Data tied to figure images
•••

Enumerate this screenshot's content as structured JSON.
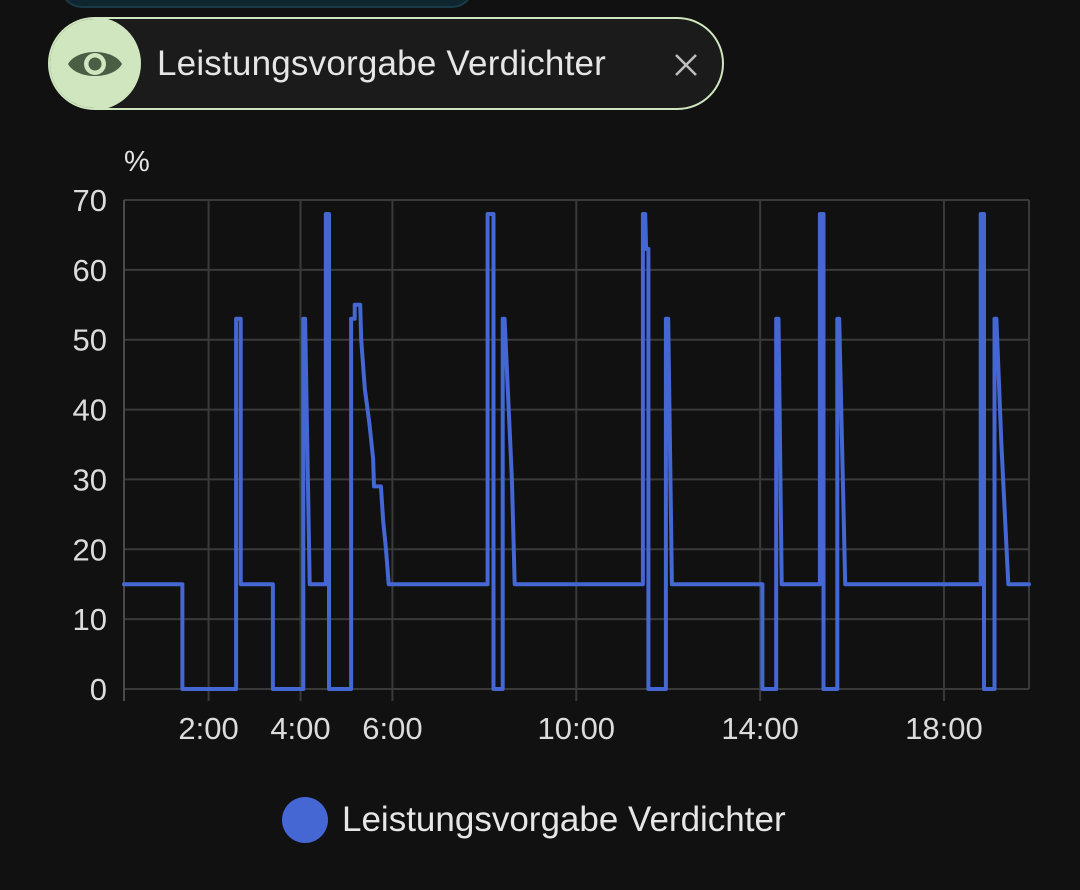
{
  "filter_chip": {
    "label": "Leistungsvorgabe Verdichter",
    "icon": "eye-icon",
    "close_icon": "close-icon",
    "colors": {
      "border": "#cfe6bf",
      "icon_bg": "#cfe6bf",
      "icon": "#4a5d45"
    }
  },
  "chart_data": {
    "type": "line",
    "unit": "%",
    "xlabel": "",
    "ylabel": "",
    "x_ticks": [
      "2:00",
      "4:00",
      "6:00",
      "10:00",
      "14:00",
      "18:00"
    ],
    "x_tick_hours": [
      2,
      4,
      6,
      10,
      14,
      18
    ],
    "y_ticks": [
      0,
      10,
      20,
      30,
      40,
      50,
      60,
      70
    ],
    "xlim": [
      0.16,
      19.85
    ],
    "ylim": [
      0,
      70
    ],
    "grid": true,
    "legend_position": "bottom",
    "series": [
      {
        "name": "Leistungsvorgabe Verdichter",
        "color": "#4467d4",
        "points": [
          [
            0.16,
            15
          ],
          [
            1.43,
            15
          ],
          [
            1.43,
            0
          ],
          [
            2.6,
            0
          ],
          [
            2.6,
            53
          ],
          [
            2.7,
            53
          ],
          [
            2.7,
            15
          ],
          [
            3.4,
            15
          ],
          [
            3.4,
            0
          ],
          [
            4.06,
            0
          ],
          [
            4.06,
            53
          ],
          [
            4.1,
            53
          ],
          [
            4.2,
            15
          ],
          [
            4.55,
            15
          ],
          [
            4.55,
            68
          ],
          [
            4.62,
            68
          ],
          [
            4.62,
            0
          ],
          [
            5.1,
            0
          ],
          [
            5.1,
            53
          ],
          [
            5.18,
            53
          ],
          [
            5.18,
            55
          ],
          [
            5.3,
            55
          ],
          [
            5.32,
            50
          ],
          [
            5.4,
            43
          ],
          [
            5.5,
            38
          ],
          [
            5.58,
            33
          ],
          [
            5.6,
            29
          ],
          [
            5.75,
            29
          ],
          [
            5.8,
            24
          ],
          [
            5.86,
            20
          ],
          [
            5.92,
            15
          ],
          [
            8.07,
            15
          ],
          [
            8.07,
            68
          ],
          [
            8.2,
            68
          ],
          [
            8.2,
            0
          ],
          [
            8.4,
            0
          ],
          [
            8.4,
            53
          ],
          [
            8.44,
            53
          ],
          [
            8.6,
            30
          ],
          [
            8.66,
            15
          ],
          [
            11.45,
            15
          ],
          [
            11.45,
            68
          ],
          [
            11.5,
            68
          ],
          [
            11.52,
            63
          ],
          [
            11.57,
            63
          ],
          [
            11.57,
            0
          ],
          [
            11.95,
            0
          ],
          [
            11.95,
            53
          ],
          [
            12.0,
            53
          ],
          [
            12.08,
            15
          ],
          [
            14.05,
            15
          ],
          [
            14.05,
            0
          ],
          [
            14.35,
            0
          ],
          [
            14.35,
            53
          ],
          [
            14.4,
            53
          ],
          [
            14.47,
            15
          ],
          [
            15.3,
            15
          ],
          [
            15.3,
            68
          ],
          [
            15.38,
            68
          ],
          [
            15.38,
            0
          ],
          [
            15.68,
            0
          ],
          [
            15.68,
            53
          ],
          [
            15.72,
            53
          ],
          [
            15.85,
            15
          ],
          [
            18.8,
            15
          ],
          [
            18.8,
            68
          ],
          [
            18.87,
            68
          ],
          [
            18.87,
            0
          ],
          [
            19.1,
            0
          ],
          [
            19.1,
            53
          ],
          [
            19.14,
            53
          ],
          [
            19.25,
            35
          ],
          [
            19.4,
            15
          ],
          [
            19.85,
            15
          ]
        ]
      }
    ]
  },
  "legend": {
    "items": [
      {
        "label": "Leistungsvorgabe Verdichter",
        "color": "#4467d4"
      }
    ]
  }
}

•••

Challenge >> Read through the entries and copy every line that includes "Verdichter".

Solution for this task >>
    "label": "Leistungsvorgabe Verdichter",
        "name": "Leistungsvorgabe Verdichter",
        "label": "Leistungsvorgabe Verdichter",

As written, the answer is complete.